Extract every line of the material that holds the string "email".

○ ○ ○ ○ ○

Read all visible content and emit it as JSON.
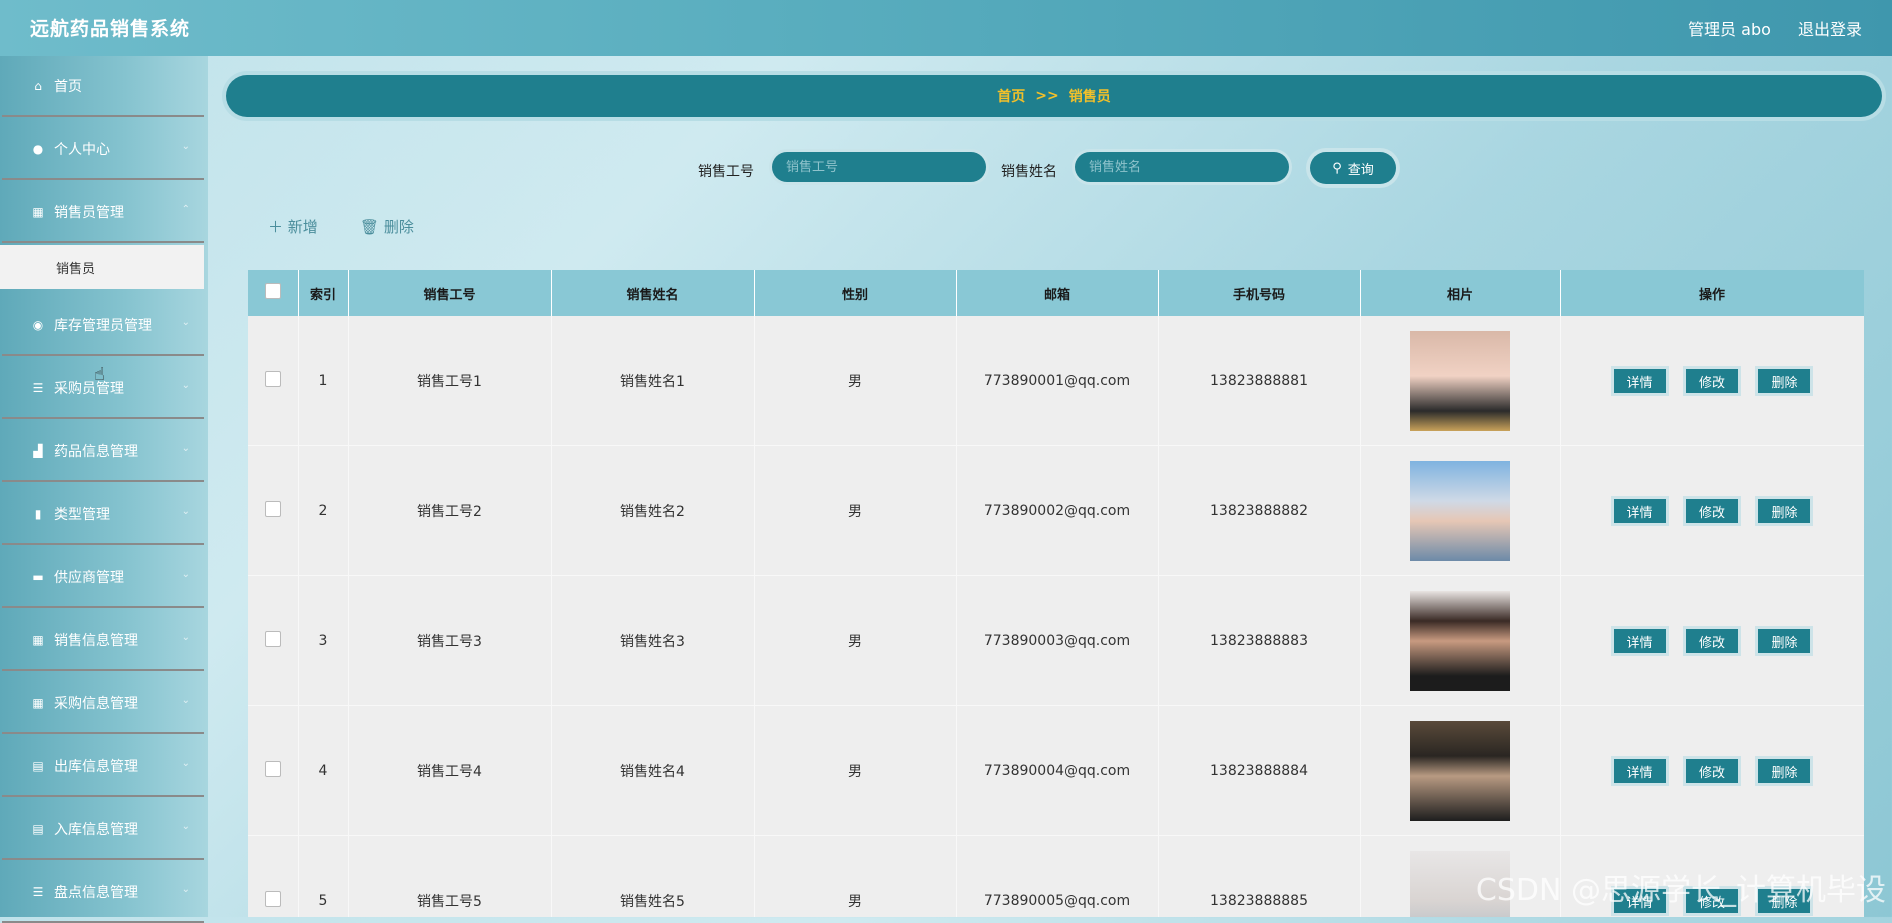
{
  "header": {
    "app_title": "远航药品销售系统",
    "user_label": "管理员 abo",
    "logout_label": "退出登录"
  },
  "sidebar": {
    "items": [
      {
        "label": "首页",
        "icon": "home-icon"
      },
      {
        "label": "个人中心",
        "icon": "user-icon"
      },
      {
        "label": "销售员管理",
        "icon": "grid-icon"
      },
      {
        "label": "库存管理员管理",
        "icon": "location-icon"
      },
      {
        "label": "采购员管理",
        "icon": "list-icon"
      },
      {
        "label": "药品信息管理",
        "icon": "thumb-icon"
      },
      {
        "label": "类型管理",
        "icon": "bar-chart-icon"
      },
      {
        "label": "供应商管理",
        "icon": "briefcase-icon"
      },
      {
        "label": "销售信息管理",
        "icon": "grid-icon"
      },
      {
        "label": "采购信息管理",
        "icon": "grid-icon"
      },
      {
        "label": "出库信息管理",
        "icon": "clipboard-icon"
      },
      {
        "label": "入库信息管理",
        "icon": "clipboard-icon"
      },
      {
        "label": "盘点信息管理",
        "icon": "list-icon"
      }
    ],
    "sub_item": "销售员"
  },
  "breadcrumb": {
    "home": "首页",
    "sep": ">>",
    "current": "销售员"
  },
  "search": {
    "label_1": "销售工号",
    "placeholder_1": "销售工号",
    "label_2": "销售姓名",
    "placeholder_2": "销售姓名",
    "button": "查询"
  },
  "actions": {
    "add": "新增",
    "delete": "删除"
  },
  "table": {
    "headers": [
      "索引",
      "销售工号",
      "销售姓名",
      "性别",
      "邮箱",
      "手机号码",
      "相片",
      "操作"
    ],
    "rows": [
      {
        "index": "1",
        "id": "销售工号1",
        "name": "销售姓名1",
        "gender": "男",
        "email": "773890001@qq.com",
        "phone": "13823888881"
      },
      {
        "index": "2",
        "id": "销售工号2",
        "name": "销售姓名2",
        "gender": "男",
        "email": "773890002@qq.com",
        "phone": "13823888882"
      },
      {
        "index": "3",
        "id": "销售工号3",
        "name": "销售姓名3",
        "gender": "男",
        "email": "773890003@qq.com",
        "phone": "13823888883"
      },
      {
        "index": "4",
        "id": "销售工号4",
        "name": "销售姓名4",
        "gender": "男",
        "email": "773890004@qq.com",
        "phone": "13823888884"
      },
      {
        "index": "5",
        "id": "销售工号5",
        "name": "销售姓名5",
        "gender": "男",
        "email": "773890005@qq.com",
        "phone": "13823888885"
      }
    ],
    "op_labels": {
      "detail": "详情",
      "edit": "修改",
      "remove": "删除"
    }
  },
  "watermark": "CSDN @思源学长_计算机毕设",
  "colors": {
    "accent": "#1f7f8e",
    "breadcrumb_text": "#f2c02a",
    "header_bg": "#89c8d5"
  }
}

○ ○ ○ ○ ○

- TASK OUTPUT -
        "email": "773890001@qq.com",
        "email": "773890002@qq.com",
        "email": "773890003@qq.com",
        "email": "773890004@qq.com",
        "email": "773890005@qq.com",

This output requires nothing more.